[Work instructions] Find and copy every line in the records that includes the string "Toyland".

━━━━

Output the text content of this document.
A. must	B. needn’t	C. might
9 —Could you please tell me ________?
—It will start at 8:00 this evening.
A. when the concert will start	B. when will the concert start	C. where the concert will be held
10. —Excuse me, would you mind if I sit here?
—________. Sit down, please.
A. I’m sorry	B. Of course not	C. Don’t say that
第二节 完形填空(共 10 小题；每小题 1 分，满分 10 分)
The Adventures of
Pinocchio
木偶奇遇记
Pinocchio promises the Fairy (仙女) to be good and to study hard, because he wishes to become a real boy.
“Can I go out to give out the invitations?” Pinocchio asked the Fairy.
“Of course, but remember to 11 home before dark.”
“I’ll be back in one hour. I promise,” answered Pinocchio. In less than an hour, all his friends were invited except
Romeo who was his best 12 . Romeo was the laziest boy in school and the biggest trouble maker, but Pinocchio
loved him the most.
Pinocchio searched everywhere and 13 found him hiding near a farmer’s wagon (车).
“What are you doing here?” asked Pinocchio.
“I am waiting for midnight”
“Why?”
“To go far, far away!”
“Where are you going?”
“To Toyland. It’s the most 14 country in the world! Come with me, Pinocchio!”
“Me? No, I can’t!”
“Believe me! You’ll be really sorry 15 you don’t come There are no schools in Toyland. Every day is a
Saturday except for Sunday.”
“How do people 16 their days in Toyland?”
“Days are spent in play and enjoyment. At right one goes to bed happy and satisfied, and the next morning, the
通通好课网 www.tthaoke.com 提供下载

━━━━

[Finished answer]
“To Toyland. It’s the most 14 country in the world! Come with me, Pinocchio!”
“Believe me! You’ll be really sorry 15 you don’t come There are no schools in Toyland. Every day is a
“How do people 16 their days in Toyland?”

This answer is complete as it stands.